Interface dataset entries

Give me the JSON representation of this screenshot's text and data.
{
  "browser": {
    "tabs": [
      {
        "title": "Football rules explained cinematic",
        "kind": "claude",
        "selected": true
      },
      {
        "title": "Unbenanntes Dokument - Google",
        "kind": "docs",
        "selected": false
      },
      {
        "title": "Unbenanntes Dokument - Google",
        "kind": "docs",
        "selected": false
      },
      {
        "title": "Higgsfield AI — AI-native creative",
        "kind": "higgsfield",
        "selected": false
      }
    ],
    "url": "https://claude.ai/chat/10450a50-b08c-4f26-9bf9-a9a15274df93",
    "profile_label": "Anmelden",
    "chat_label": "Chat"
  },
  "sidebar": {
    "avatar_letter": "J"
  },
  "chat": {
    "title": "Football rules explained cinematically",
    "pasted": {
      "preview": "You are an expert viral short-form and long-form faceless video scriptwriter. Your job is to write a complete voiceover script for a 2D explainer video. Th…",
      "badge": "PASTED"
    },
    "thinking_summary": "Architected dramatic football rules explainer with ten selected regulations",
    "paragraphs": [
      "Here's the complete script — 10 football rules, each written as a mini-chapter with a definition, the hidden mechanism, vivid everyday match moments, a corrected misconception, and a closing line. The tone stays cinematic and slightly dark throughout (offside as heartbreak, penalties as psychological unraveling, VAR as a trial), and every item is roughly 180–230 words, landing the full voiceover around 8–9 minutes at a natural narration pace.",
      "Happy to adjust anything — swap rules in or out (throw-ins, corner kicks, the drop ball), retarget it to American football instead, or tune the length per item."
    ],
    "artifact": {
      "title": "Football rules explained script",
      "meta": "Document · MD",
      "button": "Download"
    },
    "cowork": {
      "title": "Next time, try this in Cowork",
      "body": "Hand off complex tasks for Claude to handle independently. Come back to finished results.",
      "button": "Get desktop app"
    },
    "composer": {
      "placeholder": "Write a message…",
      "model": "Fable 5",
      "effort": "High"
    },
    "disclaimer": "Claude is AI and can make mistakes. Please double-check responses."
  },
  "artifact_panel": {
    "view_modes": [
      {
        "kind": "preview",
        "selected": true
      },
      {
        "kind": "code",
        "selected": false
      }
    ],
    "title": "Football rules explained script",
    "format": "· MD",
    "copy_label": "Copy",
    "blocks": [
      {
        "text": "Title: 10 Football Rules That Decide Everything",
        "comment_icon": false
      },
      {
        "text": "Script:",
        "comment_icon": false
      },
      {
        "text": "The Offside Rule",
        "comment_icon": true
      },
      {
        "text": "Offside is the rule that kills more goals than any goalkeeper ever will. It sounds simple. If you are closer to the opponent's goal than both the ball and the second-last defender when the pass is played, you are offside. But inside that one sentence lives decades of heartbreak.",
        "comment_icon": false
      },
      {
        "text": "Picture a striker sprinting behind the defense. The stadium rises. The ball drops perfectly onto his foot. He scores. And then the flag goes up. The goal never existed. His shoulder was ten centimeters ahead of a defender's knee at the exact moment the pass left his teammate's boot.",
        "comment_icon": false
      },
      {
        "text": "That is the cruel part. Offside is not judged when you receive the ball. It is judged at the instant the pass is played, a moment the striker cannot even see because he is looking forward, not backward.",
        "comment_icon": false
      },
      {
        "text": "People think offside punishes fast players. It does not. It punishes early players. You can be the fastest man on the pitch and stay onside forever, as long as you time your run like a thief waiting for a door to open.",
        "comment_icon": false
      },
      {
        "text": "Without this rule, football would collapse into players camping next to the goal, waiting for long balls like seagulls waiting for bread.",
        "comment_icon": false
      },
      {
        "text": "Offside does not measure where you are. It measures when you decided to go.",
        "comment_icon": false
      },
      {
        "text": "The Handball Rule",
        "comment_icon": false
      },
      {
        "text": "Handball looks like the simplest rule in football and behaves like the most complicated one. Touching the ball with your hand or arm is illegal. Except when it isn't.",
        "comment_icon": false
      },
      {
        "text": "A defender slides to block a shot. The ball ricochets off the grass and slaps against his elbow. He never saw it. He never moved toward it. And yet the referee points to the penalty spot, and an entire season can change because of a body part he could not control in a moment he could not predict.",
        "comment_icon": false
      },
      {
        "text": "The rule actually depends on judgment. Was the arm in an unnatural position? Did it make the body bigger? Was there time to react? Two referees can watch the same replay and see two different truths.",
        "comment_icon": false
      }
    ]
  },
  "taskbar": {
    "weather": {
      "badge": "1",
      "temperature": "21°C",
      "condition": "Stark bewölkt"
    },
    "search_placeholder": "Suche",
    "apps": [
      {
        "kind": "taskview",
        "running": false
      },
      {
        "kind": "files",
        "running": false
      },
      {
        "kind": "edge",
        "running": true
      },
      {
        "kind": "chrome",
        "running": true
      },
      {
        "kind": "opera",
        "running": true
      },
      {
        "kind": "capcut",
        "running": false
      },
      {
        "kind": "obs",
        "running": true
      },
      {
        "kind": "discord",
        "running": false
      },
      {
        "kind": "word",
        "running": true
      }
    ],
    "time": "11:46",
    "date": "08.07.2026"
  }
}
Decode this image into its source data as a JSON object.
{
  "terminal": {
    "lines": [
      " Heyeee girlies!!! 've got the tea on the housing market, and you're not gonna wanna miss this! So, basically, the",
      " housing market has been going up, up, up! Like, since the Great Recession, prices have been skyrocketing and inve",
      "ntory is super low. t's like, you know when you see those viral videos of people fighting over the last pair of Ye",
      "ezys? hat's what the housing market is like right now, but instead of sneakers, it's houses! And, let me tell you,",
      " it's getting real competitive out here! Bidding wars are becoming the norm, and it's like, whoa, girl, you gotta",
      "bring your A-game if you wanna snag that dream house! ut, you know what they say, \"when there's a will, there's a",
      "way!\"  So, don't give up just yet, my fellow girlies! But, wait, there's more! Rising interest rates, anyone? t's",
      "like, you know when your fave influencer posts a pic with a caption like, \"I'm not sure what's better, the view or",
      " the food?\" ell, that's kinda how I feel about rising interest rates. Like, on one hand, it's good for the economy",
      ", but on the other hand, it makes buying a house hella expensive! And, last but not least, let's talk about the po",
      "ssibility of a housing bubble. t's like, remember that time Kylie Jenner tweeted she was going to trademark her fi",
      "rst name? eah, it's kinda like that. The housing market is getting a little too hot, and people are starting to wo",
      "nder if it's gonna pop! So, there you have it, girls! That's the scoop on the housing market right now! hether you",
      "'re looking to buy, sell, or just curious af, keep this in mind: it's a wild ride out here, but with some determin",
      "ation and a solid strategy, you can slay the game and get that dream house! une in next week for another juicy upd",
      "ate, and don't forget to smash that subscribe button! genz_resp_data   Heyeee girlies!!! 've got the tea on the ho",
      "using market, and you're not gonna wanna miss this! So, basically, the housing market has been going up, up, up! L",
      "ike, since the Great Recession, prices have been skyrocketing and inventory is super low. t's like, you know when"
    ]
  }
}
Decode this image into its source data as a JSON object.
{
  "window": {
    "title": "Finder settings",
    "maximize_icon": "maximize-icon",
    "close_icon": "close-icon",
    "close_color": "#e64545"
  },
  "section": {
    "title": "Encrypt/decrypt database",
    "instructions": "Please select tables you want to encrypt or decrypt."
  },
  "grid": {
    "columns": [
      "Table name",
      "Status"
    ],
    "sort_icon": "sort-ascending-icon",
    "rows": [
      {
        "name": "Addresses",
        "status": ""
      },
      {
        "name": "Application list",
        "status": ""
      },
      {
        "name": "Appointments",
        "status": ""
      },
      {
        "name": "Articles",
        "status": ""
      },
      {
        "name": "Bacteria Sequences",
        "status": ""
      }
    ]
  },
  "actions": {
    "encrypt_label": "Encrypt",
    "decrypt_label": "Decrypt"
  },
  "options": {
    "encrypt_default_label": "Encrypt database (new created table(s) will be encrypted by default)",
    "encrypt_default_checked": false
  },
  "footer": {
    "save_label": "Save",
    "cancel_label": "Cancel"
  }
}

## Exercise goal
What's wanted here is every record, retyped exactly as shown above.

## The completed task
Give me the JSON representation of this screenshot's text and data.
{
  "browser": {
    "tabs": [
      {
        "title": "Football rules explained cinematic",
        "kind": "claude",
        "selected": true
      },
      {
        "title": "Unbenanntes Dokument - Google",
        "kind": "docs",
        "selected": false
      },
      {
        "title": "Unbenanntes Dokument - Google",
        "kind": "docs",
        "selected": false
      },
      {
        "title": "Higgsfield AI — AI-native creative",
        "kind": "higgsfield",
        "selected": false
      }
    ],
    "url": "https://claude.ai/chat/10450a50-b08c-4f26-9bf9-a9a15274df93",
    "profile_label": "Anmelden",
    "chat_label": "Chat"
  },
  "sidebar": {
    "avatar_letter": "J"
  },
  "chat": {
    "title": "Football rules explained cinematically",
    "pasted": {
      "preview": "You are an expert viral short-form and long-form faceless video scriptwriter. Your job is to write a complete voiceover script for a 2D explainer video. Th…",
      "badge": "PASTED"
    },
    "thinking_summary": "Architected dramatic football rules explainer with ten selected regulations",
    "paragraphs": [
      "Here's the complete script — 10 football rules, each written as a mini-chapter with a definition, the hidden mechanism, vivid everyday match moments, a corrected misconception, and a closing line. The tone stays cinematic and slightly dark throughout (offside as heartbreak, penalties as psychological unraveling, VAR as a trial), and every item is roughly 180–230 words, landing the full voiceover around 8–9 minutes at a natural narration pace.",
      "Happy to adjust anything — swap rules in or out (throw-ins, corner kicks, the drop ball), retarget it to American football instead, or tune the length per item."
    ],
    "artifact": {
      "title": "Football rules explained script",
      "meta": "Document · MD",
      "button": "Download"
    },
    "cowork": {
      "title": "Next time, try this in Cowork",
      "body": "Hand off complex tasks for Claude to handle independently. Come back to finished results.",
      "button": "Get desktop app"
    },
    "composer": {
      "placeholder": "Write a message…",
      "model": "Fable 5",
      "effort": "High"
    },
    "disclaimer": "Claude is AI and can make mistakes. Please double-check responses."
  },
  "artifact_panel": {
    "view_modes": [
      {
        "kind": "preview",
        "selected": true
      },
      {
        "kind": "code",
        "selected": false
      }
    ],
    "title": "Football rules explained script",
    "format": "· MD",
    "copy_label": "Copy",
    "blocks": [
      {
        "text": "Title: 10 Football Rules That Decide Everything",
        "comment_icon": false
      },
      {
        "text": "Script:",
        "comment_icon": false
      },
      {
        "text": "The Offside Rule",
        "comment_icon": true
      },
      {
        "text": "Offside is the rule that kills more goals than any goalkeeper ever will. It sounds simple. If you are closer to the opponent's goal than both the ball and the second-last defender when the pass is played, you are offside. But inside that one sentence lives decades of heartbreak.",
        "comment_icon": false
      },
      {
        "text": "Picture a striker sprinting behind the defense. The stadium rises. The ball drops perfectly onto his foot. He scores. And then the flag goes up. The goal never existed. His shoulder was ten centimeters ahead of a defender's knee at the exact moment the pass left his teammate's boot.",
        "comment_icon": false
      },
      {
        "text": "That is the cruel part. Offside is not judged when you receive the ball. It is judged at the instant the pass is played, a moment the striker cannot even see because he is looking forward, not backward.",
        "comment_icon": false
      },
      {
        "text": "People think offside punishes fast players. It does not. It punishes early players. You can be the fastest man on the pitch and stay onside forever, as long as you time your run like a thief waiting for a door to open.",
        "comment_icon": false
      },
      {
        "text": "Without this rule, football would collapse into players camping next to the goal, waiting for long balls like seagulls waiting for bread.",
        "comment_icon": false
      },
      {
        "text": "Offside does not measure where you are. It measures when you decided to go.",
        "comment_icon": false
      },
      {
        "text": "The Handball Rule",
        "comment_icon": false
      },
      {
        "text": "Handball looks like the simplest rule in football and behaves like the most complicated one. Touching the ball with your hand or arm is illegal. Except when it isn't.",
        "comment_icon": false
      },
      {
        "text": "A defender slides to block a shot. The ball ricochets off the grass and slaps against his elbow. He never saw it. He never moved toward it. And yet the referee points to the penalty spot, and an entire season can change because of a body part he could not control in a moment he could not predict.",
        "comment_icon": false
      },
      {
        "text": "The rule actually depends on judgment. Was the arm in an unnatural position? Did it make the body bigger? Was there time to react? Two referees can watch the same replay and see two different truths.",
        "comment_icon": false
      }
    ]
  },
  "taskbar": {
    "weather": {
      "badge": "1",
      "temperature": "21°C",
      "condition": "Stark bewölkt"
    },
    "search_placeholder": "Suche",
    "apps": [
      {
        "kind": "taskview",
        "running": false
      },
      {
        "kind": "files",
        "running": false
      },
      {
        "kind": "edge",
        "running": true
      },
      {
        "kind": "chrome",
        "running": true
      },
      {
        "kind": "opera",
        "running": true
      },
      {
        "kind": "capcut",
        "running": false
      },
      {
        "kind": "obs",
        "running": true
      },
      {
        "kind": "discord",
        "running": false
      },
      {
        "kind": "word",
        "running": true
      }
    ],
    "time": "11:46",
    "date": "08.07.2026"
  }
}
Decode this image into its source data as a JSON object.
{
  "terminal": {
    "lines": [
      " Heyeee girlies!!! 've got the tea on the housing market, and you're not gonna wanna miss this! So, basically, the",
      " housing market has been going up, up, up! Like, since the Great Recession, prices have been skyrocketing and inve",
      "ntory is super low. t's like, you know when you see those viral videos of people fighting over the last pair of Ye",
      "ezys? hat's what the housing market is like right now, but instead of sneakers, it's houses! And, let me tell you,",
      " it's getting real competitive out here! Bidding wars are becoming the norm, and it's like, whoa, girl, you gotta",
      "bring your A-game if you wanna snag that dream house! ut, you know what they say, \"when there's a will, there's a",
      "way!\"  So, don't give up just yet, my fellow girlies! But, wait, there's more! Rising interest rates, anyone? t's",
      "like, you know when your fave influencer posts a pic with a caption like, \"I'm not sure what's better, the view or",
      " the food?\" ell, that's kinda how I feel about rising interest rates. Like, on one hand, it's good for the economy",
      ", but on the other hand, it makes buying a house hella expensive! And, last but not least, let's talk about the po",
      "ssibility of a housing bubble. t's like, remember that time Kylie Jenner tweeted she was going to trademark her fi",
      "rst name? eah, it's kinda like that. The housing market is getting a little too hot, and people are starting to wo",
      "nder if it's gonna pop! So, there you have it, girls! That's the scoop on the housing market right now! hether you",
      "'re looking to buy, sell, or just curious af, keep this in mind: it's a wild ride out here, but with some determin",
      "ation and a solid strategy, you can slay the game and get that dream house! une in next week for another juicy upd",
      "ate, and don't forget to smash that subscribe button! genz_resp_data   Heyeee girlies!!! 've got the tea on the ho",
      "using market, and you're not gonna wanna miss this! So, basically, the housing market has been going up, up, up! L",
      "ike, since the Great Recession, prices have been skyrocketing and inventory is super low. t's like, you know when"
    ]
  }
}
Decode this image into its source data as a JSON object.
{
  "window": {
    "title": "Finder settings",
    "maximize_icon": "maximize-icon",
    "close_icon": "close-icon",
    "close_color": "#e64545"
  },
  "section": {
    "title": "Encrypt/decrypt database",
    "instructions": "Please select tables you want to encrypt or decrypt."
  },
  "grid": {
    "columns": [
      "Table name",
      "Status"
    ],
    "sort_icon": "sort-ascending-icon",
    "rows": [
      {
        "name": "Addresses",
        "status": ""
      },
      {
        "name": "Application list",
        "status": ""
      },
      {
        "name": "Appointments",
        "status": ""
      },
      {
        "name": "Articles",
        "status": ""
      },
      {
        "name": "Bacteria Sequences",
        "status": ""
      }
    ]
  },
  "actions": {
    "encrypt_label": "Encrypt",
    "decrypt_label": "Decrypt"
  },
  "options": {
    "encrypt_default_label": "Encrypt database (new created table(s) will be encrypted by default)",
    "encrypt_default_checked": false
  },
  "footer": {
    "save_label": "Save",
    "cancel_label": "Cancel"
  }
}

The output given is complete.